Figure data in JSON
╭──
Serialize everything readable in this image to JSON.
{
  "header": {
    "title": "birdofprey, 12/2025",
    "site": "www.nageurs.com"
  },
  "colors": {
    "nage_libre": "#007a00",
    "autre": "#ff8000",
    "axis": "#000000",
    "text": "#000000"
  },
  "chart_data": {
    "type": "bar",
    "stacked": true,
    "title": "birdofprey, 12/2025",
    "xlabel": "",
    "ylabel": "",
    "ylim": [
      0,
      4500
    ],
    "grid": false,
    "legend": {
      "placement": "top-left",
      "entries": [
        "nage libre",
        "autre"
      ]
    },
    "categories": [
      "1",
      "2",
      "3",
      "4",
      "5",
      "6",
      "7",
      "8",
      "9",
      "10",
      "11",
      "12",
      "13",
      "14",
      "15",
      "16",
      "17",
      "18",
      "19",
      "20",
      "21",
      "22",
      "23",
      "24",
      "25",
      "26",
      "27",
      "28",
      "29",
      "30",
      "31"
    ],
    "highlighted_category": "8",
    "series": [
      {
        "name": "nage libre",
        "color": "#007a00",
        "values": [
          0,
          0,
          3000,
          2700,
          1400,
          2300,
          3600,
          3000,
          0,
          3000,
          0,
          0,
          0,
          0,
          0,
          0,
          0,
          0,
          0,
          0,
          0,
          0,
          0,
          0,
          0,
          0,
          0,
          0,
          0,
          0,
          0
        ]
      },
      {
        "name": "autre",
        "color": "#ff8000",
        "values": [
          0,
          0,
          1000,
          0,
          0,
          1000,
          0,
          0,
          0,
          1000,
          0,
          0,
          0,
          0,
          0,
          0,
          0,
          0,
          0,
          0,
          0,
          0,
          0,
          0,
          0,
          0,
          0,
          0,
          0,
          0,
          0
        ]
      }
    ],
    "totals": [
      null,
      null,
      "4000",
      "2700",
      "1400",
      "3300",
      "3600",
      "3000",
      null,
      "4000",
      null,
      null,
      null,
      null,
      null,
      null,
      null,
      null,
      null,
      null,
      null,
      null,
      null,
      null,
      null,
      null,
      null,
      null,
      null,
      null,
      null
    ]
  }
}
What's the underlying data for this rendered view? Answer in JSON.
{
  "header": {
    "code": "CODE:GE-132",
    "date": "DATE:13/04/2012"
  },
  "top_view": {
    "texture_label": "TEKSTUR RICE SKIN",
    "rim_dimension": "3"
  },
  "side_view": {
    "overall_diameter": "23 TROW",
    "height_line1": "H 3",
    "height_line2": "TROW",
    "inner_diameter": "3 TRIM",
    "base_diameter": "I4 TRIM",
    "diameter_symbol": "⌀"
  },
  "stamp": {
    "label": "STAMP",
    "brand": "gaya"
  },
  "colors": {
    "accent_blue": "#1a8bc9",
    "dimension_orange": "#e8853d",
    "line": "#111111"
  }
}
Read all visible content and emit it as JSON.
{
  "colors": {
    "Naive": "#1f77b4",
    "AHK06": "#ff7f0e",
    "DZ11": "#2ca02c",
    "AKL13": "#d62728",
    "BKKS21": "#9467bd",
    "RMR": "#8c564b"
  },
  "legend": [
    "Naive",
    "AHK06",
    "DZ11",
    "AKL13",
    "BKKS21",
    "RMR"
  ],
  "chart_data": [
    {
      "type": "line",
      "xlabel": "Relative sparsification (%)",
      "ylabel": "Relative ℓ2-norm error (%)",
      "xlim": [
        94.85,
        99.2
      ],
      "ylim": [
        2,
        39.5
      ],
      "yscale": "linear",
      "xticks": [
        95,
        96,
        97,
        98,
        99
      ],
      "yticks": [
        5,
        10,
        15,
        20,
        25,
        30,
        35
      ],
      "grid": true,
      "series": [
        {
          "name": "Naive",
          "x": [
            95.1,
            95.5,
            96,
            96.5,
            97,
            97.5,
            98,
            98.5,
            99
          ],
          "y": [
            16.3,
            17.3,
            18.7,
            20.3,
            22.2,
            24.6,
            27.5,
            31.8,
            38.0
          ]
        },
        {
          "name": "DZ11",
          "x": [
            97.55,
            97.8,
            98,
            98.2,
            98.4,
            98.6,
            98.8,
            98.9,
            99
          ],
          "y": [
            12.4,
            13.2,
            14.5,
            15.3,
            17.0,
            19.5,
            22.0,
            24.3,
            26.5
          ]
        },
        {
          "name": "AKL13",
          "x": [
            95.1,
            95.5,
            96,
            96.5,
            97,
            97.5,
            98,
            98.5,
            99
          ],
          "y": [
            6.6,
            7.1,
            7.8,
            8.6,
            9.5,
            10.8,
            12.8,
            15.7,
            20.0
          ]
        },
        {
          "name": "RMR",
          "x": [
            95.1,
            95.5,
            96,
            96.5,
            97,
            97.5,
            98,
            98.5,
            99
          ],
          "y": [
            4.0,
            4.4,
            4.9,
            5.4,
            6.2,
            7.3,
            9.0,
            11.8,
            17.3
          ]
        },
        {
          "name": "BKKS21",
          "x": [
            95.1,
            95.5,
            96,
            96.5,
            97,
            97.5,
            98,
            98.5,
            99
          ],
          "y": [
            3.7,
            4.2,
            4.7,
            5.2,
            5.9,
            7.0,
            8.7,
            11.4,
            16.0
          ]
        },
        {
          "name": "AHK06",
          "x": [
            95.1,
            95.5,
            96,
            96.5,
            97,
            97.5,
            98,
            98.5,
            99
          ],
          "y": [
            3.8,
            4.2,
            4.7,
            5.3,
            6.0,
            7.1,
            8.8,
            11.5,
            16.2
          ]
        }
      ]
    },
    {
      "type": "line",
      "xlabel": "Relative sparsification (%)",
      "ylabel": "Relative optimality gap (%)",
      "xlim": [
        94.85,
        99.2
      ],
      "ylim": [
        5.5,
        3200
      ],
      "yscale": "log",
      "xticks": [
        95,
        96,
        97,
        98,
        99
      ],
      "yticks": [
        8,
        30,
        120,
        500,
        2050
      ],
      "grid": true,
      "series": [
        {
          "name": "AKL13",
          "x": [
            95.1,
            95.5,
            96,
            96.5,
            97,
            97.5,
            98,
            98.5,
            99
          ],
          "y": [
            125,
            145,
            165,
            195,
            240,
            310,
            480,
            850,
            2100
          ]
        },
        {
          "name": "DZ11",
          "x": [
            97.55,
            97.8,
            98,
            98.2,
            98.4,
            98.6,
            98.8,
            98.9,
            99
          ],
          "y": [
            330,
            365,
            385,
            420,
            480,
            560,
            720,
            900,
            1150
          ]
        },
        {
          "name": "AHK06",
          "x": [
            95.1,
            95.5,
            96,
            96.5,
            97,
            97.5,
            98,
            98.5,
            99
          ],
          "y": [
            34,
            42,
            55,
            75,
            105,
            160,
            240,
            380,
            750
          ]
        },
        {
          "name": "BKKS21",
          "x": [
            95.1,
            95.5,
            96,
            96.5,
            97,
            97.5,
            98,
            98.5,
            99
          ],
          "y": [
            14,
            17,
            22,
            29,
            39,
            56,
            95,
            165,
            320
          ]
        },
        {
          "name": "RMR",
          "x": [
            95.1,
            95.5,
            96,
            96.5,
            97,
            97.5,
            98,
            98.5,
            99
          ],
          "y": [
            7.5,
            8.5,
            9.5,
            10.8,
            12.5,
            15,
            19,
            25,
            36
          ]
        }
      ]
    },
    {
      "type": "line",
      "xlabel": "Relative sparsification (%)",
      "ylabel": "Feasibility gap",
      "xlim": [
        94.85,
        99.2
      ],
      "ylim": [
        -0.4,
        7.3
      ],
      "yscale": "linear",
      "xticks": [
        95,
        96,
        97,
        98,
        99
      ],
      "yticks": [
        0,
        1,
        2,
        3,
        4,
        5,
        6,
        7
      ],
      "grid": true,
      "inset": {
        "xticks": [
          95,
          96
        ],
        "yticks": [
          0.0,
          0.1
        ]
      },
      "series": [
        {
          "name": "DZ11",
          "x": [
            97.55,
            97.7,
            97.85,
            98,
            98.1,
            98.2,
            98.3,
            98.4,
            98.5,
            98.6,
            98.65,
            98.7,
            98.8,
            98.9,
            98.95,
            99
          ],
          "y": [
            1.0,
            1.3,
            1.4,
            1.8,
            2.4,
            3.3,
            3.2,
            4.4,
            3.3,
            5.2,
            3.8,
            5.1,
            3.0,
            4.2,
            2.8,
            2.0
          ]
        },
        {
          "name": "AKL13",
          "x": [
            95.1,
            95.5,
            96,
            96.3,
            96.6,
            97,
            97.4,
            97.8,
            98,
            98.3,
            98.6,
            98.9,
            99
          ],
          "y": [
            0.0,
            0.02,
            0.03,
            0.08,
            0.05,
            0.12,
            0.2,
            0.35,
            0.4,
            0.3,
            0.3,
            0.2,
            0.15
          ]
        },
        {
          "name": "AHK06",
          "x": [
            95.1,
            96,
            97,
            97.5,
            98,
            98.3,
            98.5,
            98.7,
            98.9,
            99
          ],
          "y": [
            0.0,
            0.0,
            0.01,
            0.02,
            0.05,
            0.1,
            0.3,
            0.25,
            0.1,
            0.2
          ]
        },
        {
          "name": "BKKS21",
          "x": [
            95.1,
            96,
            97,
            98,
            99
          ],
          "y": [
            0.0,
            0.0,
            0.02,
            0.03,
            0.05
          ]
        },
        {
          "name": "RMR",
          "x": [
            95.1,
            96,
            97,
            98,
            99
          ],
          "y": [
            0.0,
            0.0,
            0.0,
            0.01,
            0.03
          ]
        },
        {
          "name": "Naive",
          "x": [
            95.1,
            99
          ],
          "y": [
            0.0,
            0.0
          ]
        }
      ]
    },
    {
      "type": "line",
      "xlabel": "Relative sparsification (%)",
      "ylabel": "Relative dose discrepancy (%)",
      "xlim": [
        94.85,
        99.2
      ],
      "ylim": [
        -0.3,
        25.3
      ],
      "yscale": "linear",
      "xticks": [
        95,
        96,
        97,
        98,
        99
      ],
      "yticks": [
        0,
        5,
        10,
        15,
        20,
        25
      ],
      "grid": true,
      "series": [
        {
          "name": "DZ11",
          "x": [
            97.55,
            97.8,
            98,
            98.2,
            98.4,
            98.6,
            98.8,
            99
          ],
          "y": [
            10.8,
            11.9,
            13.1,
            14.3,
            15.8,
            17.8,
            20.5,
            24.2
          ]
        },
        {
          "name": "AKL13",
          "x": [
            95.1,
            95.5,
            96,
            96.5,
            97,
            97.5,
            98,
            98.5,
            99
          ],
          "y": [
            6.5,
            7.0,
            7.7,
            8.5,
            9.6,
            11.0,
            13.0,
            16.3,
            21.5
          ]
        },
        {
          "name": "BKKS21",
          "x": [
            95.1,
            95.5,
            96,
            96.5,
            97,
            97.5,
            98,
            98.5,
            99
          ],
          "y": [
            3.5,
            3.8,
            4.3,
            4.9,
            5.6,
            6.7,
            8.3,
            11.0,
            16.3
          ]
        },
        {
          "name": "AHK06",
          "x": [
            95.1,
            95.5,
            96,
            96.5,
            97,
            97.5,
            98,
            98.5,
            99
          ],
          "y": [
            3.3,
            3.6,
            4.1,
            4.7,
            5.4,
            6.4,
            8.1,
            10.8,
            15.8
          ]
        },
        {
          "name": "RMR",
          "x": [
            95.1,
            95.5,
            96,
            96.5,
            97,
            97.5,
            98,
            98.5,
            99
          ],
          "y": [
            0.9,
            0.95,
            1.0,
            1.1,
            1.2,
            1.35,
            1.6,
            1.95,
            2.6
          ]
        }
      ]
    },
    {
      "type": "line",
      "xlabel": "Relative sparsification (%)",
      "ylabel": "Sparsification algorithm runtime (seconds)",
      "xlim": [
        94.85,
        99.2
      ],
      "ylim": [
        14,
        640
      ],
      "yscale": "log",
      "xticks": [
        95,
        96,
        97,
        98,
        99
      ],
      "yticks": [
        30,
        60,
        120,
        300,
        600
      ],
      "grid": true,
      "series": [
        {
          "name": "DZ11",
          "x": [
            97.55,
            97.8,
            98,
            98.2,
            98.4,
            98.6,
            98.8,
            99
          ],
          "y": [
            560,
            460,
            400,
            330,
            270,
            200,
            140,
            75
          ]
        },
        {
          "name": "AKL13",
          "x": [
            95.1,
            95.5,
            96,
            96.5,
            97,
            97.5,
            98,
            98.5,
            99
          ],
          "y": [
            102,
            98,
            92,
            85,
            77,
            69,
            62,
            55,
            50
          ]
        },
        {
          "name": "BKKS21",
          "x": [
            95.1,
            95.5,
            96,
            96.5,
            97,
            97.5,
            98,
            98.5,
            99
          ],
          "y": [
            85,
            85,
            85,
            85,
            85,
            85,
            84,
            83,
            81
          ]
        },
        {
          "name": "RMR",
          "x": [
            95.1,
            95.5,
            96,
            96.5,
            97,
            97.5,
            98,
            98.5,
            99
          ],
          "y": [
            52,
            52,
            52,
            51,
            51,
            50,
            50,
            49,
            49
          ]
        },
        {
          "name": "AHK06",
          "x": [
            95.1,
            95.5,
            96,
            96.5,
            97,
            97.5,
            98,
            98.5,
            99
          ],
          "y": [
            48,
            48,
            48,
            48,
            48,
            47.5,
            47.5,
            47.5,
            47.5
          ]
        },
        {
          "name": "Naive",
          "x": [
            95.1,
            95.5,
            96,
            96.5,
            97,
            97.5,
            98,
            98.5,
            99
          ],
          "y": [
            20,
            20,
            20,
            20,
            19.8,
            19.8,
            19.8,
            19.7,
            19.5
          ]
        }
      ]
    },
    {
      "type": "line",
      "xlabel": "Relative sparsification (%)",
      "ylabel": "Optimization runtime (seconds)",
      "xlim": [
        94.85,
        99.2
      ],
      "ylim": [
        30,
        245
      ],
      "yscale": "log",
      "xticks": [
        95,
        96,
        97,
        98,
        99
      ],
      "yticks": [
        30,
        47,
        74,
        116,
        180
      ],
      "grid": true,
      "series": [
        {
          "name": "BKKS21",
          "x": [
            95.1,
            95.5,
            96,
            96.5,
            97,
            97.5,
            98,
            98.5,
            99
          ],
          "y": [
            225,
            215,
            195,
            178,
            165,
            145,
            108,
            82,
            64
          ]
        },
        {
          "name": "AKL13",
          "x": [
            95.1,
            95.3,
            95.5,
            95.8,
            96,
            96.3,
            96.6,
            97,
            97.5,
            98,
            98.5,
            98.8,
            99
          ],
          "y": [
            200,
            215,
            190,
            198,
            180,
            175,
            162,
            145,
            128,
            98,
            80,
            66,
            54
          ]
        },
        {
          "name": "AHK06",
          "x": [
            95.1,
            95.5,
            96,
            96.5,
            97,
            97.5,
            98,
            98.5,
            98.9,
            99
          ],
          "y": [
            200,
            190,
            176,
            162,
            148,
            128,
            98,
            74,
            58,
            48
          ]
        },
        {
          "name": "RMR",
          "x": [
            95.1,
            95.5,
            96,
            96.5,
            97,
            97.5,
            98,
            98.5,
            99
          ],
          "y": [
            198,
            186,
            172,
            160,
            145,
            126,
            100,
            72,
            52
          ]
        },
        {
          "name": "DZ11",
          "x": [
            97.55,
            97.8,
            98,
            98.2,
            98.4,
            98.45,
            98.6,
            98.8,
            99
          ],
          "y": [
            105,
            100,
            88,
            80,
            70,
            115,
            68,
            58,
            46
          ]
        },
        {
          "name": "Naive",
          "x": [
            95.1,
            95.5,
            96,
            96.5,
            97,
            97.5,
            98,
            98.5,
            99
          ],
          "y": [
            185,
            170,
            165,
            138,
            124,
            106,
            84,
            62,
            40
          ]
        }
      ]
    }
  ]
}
╰──
WHAT TO PRODUCE – Show the lines where the word "seconds" appears in the entries.

EXERCISE RESPONSE –
      "ylabel": "Sparsification algorithm runtime (seconds)",
      "ylabel": "Optimization runtime (seconds)",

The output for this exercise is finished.